#### Objective
A partial copy is required: transcribe exactly the lines from the one containing "Parse this screenshot: output" through the last line below, without any pictures.

#### Task data
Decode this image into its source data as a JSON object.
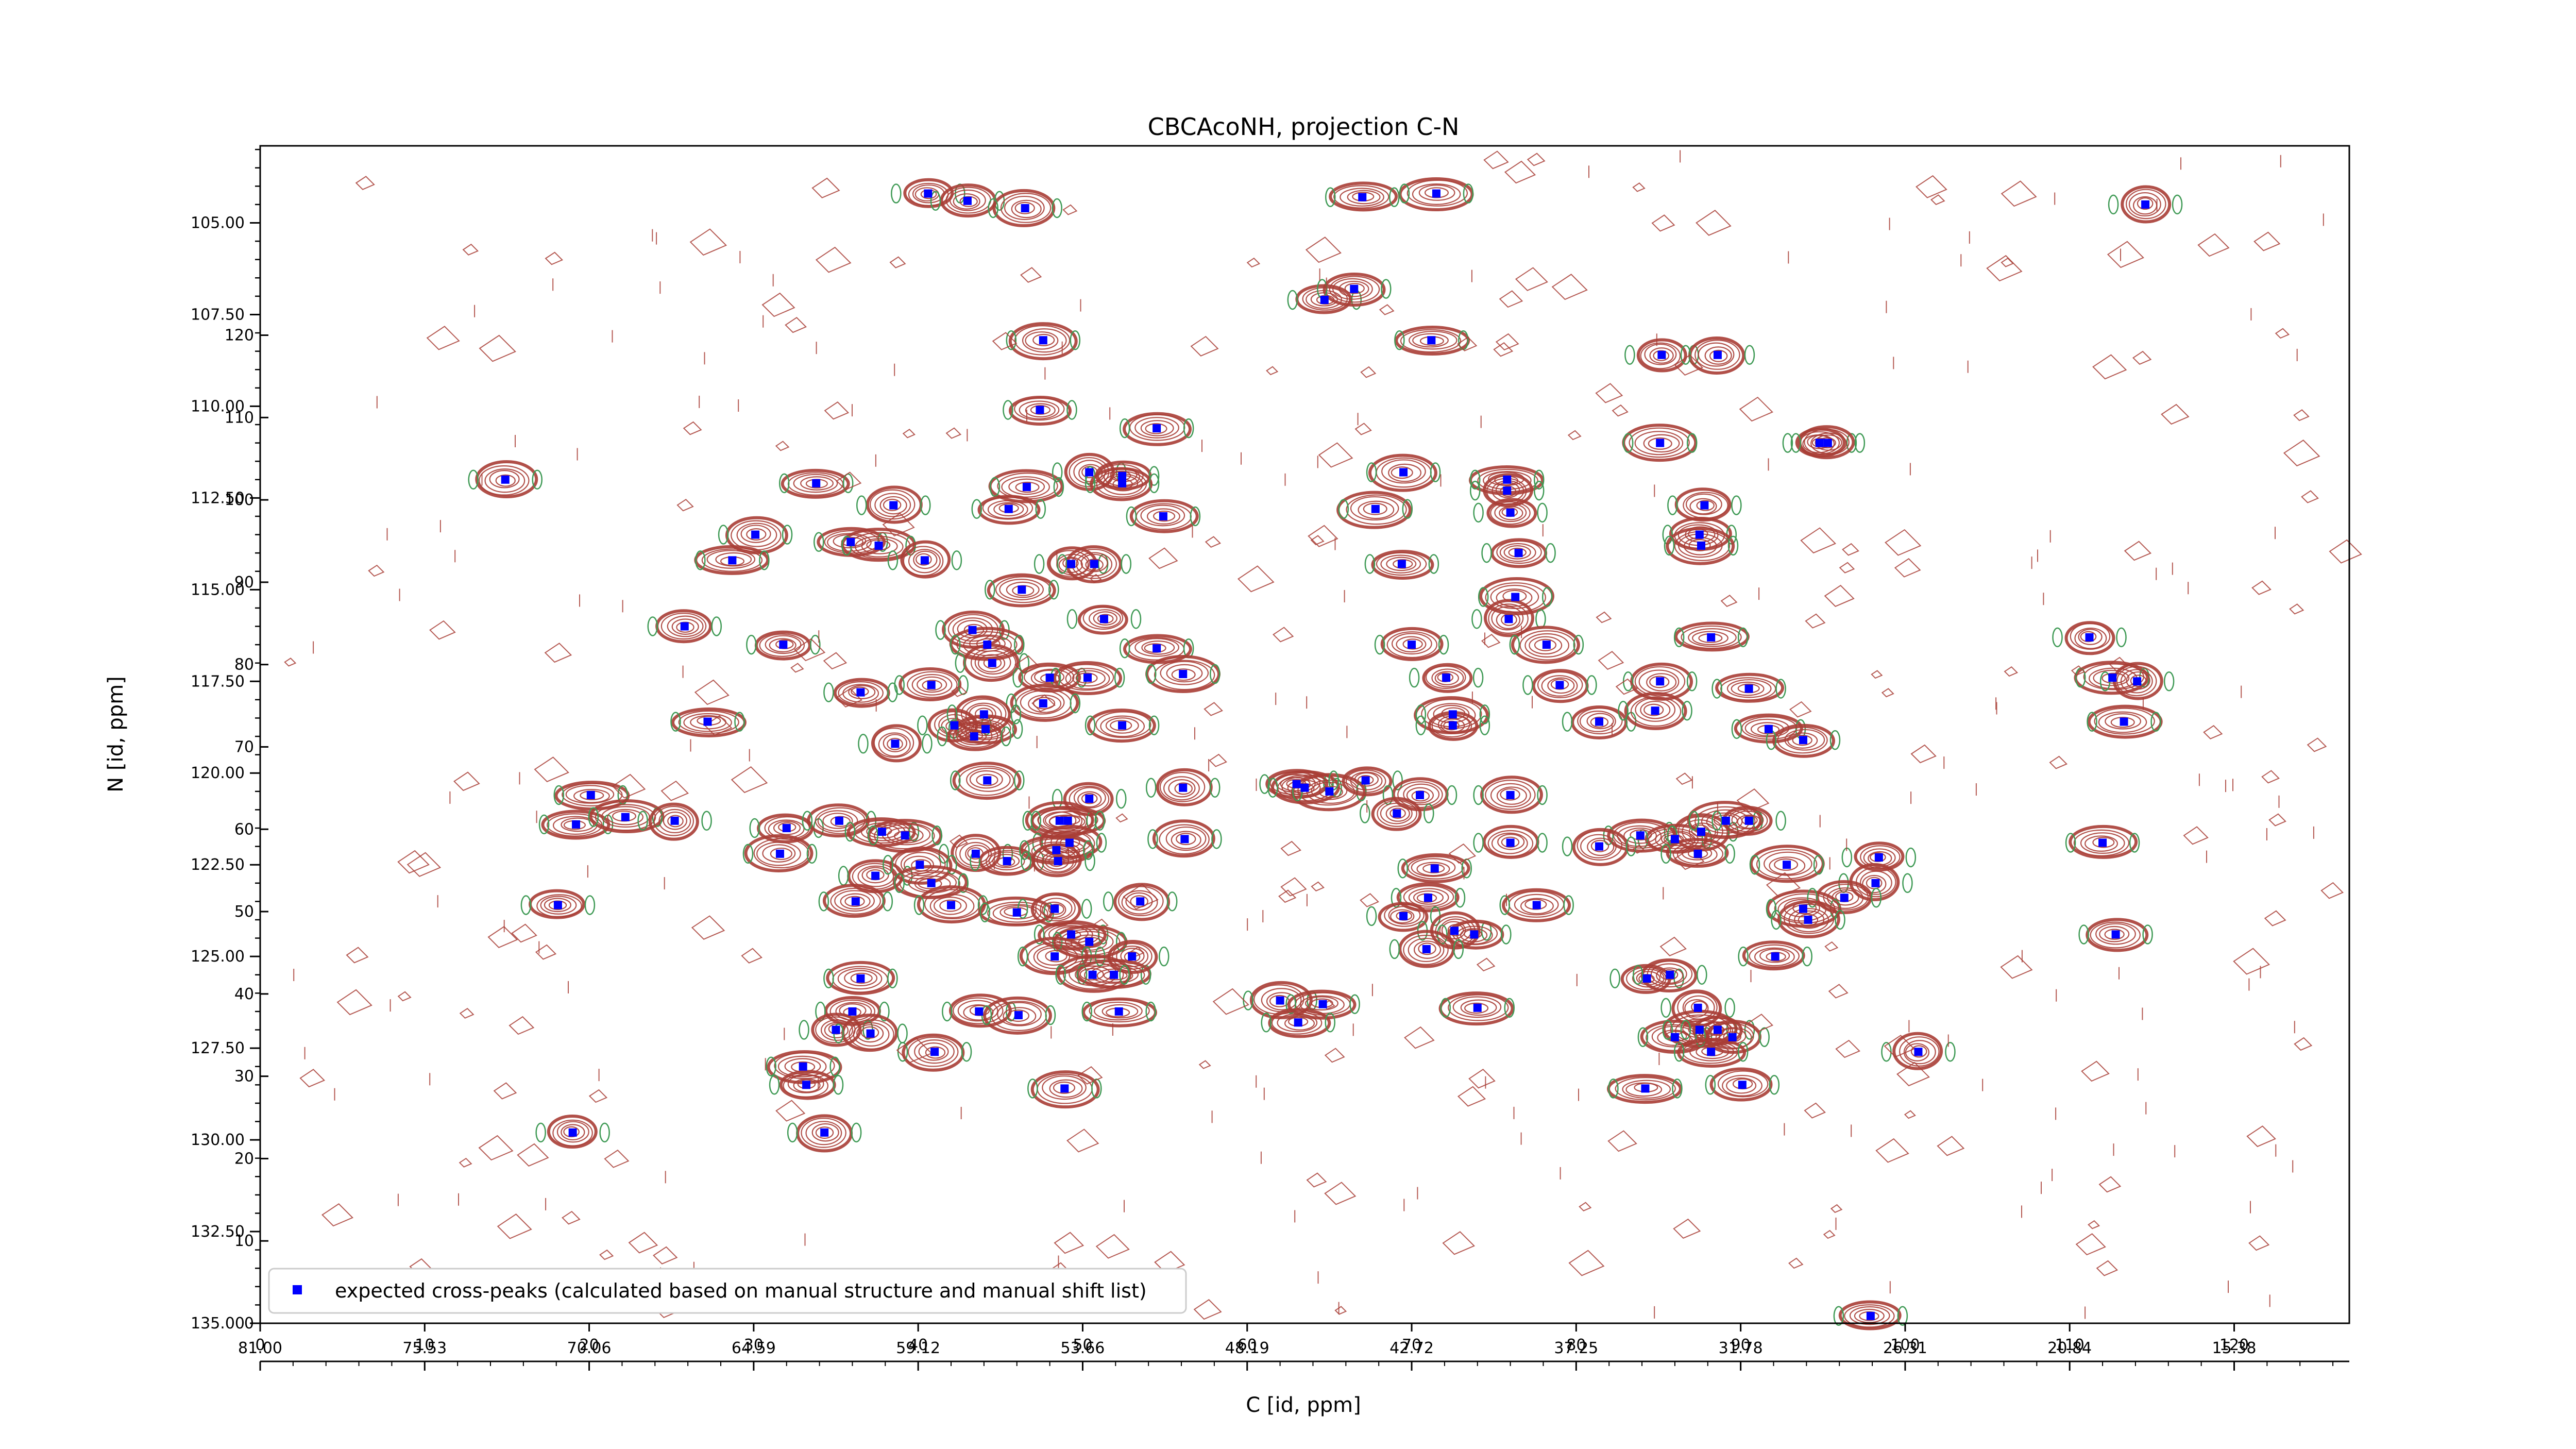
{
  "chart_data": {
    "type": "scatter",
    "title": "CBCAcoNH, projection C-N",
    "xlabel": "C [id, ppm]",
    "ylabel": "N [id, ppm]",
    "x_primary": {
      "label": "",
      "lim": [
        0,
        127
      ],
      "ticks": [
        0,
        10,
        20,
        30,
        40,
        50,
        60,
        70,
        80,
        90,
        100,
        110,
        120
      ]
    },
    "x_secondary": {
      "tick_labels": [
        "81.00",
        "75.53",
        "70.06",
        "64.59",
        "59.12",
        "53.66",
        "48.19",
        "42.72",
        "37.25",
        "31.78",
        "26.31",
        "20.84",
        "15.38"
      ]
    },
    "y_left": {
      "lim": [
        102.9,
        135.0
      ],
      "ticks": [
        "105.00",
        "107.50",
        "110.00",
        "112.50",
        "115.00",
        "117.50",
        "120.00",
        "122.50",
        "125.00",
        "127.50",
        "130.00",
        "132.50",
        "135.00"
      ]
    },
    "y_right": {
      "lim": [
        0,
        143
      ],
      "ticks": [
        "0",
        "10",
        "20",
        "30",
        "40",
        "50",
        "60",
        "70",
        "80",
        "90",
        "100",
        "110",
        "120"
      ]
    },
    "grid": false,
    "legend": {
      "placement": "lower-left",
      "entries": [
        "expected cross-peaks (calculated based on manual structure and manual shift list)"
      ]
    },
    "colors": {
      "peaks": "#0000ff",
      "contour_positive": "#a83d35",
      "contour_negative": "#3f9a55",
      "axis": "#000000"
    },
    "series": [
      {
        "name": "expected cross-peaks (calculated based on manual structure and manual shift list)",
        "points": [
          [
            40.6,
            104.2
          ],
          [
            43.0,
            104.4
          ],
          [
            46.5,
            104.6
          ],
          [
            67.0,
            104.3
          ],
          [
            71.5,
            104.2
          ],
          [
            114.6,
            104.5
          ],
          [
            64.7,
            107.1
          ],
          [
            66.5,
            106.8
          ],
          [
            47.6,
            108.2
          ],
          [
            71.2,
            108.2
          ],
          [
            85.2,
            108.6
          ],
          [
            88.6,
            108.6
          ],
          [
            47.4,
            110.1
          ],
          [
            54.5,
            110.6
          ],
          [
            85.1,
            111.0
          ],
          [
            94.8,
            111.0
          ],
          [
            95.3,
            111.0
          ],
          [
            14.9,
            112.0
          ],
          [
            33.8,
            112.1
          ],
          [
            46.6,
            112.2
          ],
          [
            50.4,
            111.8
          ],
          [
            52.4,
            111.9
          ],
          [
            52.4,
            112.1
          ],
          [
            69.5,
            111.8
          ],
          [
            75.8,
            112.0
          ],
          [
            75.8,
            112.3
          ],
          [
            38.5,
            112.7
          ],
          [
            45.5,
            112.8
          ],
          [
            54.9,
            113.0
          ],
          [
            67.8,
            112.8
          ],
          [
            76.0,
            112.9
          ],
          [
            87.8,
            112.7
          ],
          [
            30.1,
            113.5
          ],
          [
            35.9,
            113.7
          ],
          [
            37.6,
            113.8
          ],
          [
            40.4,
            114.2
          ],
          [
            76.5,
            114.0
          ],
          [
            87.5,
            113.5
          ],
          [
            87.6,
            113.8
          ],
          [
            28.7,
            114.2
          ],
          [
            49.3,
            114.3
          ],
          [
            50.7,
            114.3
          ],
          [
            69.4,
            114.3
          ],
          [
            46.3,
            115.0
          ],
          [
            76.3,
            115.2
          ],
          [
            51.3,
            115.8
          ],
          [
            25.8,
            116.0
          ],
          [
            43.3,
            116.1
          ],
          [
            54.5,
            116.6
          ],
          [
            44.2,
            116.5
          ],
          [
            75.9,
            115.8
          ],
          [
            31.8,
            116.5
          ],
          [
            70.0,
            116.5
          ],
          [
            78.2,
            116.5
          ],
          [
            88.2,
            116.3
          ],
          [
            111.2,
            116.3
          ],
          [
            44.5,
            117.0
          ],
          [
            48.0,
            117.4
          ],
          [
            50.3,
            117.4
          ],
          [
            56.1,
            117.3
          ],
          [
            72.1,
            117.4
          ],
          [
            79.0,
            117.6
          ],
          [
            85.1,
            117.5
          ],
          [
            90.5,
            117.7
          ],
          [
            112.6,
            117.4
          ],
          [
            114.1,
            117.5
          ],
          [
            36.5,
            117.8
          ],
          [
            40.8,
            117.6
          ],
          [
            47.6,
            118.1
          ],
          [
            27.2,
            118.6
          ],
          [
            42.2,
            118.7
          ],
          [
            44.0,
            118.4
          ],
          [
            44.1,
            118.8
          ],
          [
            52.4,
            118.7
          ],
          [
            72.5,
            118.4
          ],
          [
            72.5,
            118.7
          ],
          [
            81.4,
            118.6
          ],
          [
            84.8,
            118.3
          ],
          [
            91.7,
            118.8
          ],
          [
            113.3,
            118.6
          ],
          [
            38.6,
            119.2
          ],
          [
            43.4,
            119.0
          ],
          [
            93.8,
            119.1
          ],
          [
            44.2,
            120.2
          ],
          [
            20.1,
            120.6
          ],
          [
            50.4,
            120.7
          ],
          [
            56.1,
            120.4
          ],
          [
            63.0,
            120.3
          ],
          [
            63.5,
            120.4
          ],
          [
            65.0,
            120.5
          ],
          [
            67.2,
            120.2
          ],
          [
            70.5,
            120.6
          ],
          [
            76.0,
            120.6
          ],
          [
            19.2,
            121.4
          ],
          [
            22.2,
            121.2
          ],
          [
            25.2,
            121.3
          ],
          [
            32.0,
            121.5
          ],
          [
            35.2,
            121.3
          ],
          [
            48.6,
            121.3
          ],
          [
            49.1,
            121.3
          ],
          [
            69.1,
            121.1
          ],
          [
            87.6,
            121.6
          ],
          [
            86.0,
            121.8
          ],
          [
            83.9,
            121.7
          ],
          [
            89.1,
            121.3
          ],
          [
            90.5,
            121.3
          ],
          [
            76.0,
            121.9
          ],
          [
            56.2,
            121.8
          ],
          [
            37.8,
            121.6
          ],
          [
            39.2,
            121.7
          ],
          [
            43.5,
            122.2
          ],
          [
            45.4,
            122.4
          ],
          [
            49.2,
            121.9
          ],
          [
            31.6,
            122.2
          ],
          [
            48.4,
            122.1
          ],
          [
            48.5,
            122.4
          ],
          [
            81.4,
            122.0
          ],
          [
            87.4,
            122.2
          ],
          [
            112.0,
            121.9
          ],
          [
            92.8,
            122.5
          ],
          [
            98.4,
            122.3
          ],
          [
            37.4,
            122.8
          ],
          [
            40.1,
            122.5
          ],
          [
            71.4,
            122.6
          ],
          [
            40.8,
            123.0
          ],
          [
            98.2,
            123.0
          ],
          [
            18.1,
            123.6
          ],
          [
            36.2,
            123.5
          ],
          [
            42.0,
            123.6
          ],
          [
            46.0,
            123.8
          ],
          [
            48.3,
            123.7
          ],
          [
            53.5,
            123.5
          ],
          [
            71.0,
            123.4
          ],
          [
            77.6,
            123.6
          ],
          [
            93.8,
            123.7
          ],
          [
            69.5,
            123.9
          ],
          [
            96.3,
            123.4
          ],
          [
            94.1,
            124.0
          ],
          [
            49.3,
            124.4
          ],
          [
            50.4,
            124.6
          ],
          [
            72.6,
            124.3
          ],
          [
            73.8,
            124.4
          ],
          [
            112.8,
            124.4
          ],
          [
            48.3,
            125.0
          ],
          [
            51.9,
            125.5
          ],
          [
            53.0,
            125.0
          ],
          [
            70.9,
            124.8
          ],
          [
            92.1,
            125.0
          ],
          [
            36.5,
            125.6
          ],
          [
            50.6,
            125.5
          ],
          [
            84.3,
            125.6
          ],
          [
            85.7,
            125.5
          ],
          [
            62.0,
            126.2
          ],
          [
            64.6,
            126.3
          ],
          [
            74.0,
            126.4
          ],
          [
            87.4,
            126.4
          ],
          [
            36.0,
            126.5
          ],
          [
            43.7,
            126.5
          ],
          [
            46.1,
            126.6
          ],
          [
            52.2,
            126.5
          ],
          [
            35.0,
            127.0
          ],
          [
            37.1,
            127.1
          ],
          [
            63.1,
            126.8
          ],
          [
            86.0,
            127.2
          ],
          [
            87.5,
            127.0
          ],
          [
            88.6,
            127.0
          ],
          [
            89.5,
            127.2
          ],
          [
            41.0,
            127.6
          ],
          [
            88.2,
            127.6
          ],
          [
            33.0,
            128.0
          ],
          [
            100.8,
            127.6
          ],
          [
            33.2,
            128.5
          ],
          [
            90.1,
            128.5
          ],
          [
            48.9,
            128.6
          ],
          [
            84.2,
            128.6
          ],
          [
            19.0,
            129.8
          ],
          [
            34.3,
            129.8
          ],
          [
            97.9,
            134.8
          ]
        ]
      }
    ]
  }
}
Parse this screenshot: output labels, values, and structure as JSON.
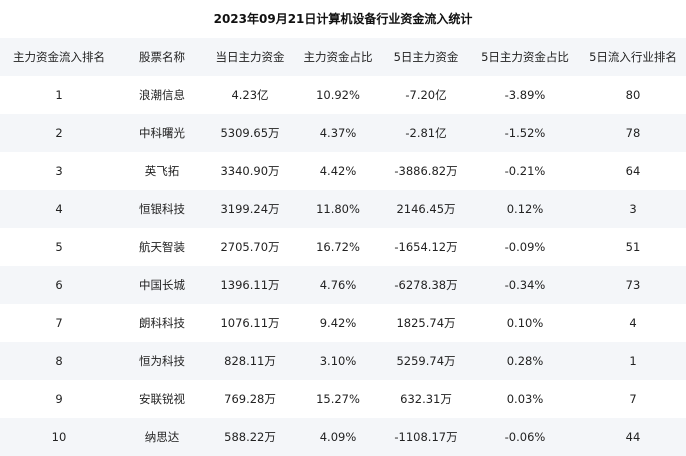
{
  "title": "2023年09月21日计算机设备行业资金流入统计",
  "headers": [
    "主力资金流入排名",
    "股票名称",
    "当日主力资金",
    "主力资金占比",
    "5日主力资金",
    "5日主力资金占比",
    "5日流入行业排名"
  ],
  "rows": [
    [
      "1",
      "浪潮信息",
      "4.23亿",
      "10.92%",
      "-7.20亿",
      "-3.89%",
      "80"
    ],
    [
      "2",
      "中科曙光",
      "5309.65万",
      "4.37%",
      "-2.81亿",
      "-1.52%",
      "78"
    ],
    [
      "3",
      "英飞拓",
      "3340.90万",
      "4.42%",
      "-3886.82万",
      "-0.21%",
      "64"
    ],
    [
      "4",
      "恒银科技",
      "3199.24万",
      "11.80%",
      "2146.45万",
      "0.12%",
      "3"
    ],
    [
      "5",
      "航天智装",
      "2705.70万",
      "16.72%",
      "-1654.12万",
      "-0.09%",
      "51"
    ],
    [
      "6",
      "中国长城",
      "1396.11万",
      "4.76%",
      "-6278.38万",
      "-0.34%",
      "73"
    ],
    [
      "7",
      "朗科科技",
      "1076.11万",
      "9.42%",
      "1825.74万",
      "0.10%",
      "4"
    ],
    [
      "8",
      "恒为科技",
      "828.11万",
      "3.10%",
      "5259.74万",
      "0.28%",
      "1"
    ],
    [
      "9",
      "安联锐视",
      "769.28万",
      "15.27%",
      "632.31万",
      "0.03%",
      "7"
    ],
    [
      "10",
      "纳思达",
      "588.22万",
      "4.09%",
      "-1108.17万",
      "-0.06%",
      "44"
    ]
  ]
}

#### Response to this exercise
Parse this screenshot: output labels, values, and structure as JSON.
{
  "title": "2023年09月21日计算机设备行业资金流入统计",
  "headers": [
    "主力资金流入排名",
    "股票名称",
    "当日主力资金",
    "主力资金占比",
    "5日主力资金",
    "5日主力资金占比",
    "5日流入行业排名"
  ],
  "rows": [
    [
      "1",
      "浪潮信息",
      "4.23亿",
      "10.92%",
      "-7.20亿",
      "-3.89%",
      "80"
    ],
    [
      "2",
      "中科曙光",
      "5309.65万",
      "4.37%",
      "-2.81亿",
      "-1.52%",
      "78"
    ],
    [
      "3",
      "英飞拓",
      "3340.90万",
      "4.42%",
      "-3886.82万",
      "-0.21%",
      "64"
    ],
    [
      "4",
      "恒银科技",
      "3199.24万",
      "11.80%",
      "2146.45万",
      "0.12%",
      "3"
    ],
    [
      "5",
      "航天智装",
      "2705.70万",
      "16.72%",
      "-1654.12万",
      "-0.09%",
      "51"
    ],
    [
      "6",
      "中国长城",
      "1396.11万",
      "4.76%",
      "-6278.38万",
      "-0.34%",
      "73"
    ],
    [
      "7",
      "朗科科技",
      "1076.11万",
      "9.42%",
      "1825.74万",
      "0.10%",
      "4"
    ],
    [
      "8",
      "恒为科技",
      "828.11万",
      "3.10%",
      "5259.74万",
      "0.28%",
      "1"
    ],
    [
      "9",
      "安联锐视",
      "769.28万",
      "15.27%",
      "632.31万",
      "0.03%",
      "7"
    ],
    [
      "10",
      "纳思达",
      "588.22万",
      "4.09%",
      "-1108.17万",
      "-0.06%",
      "44"
    ]
  ]
}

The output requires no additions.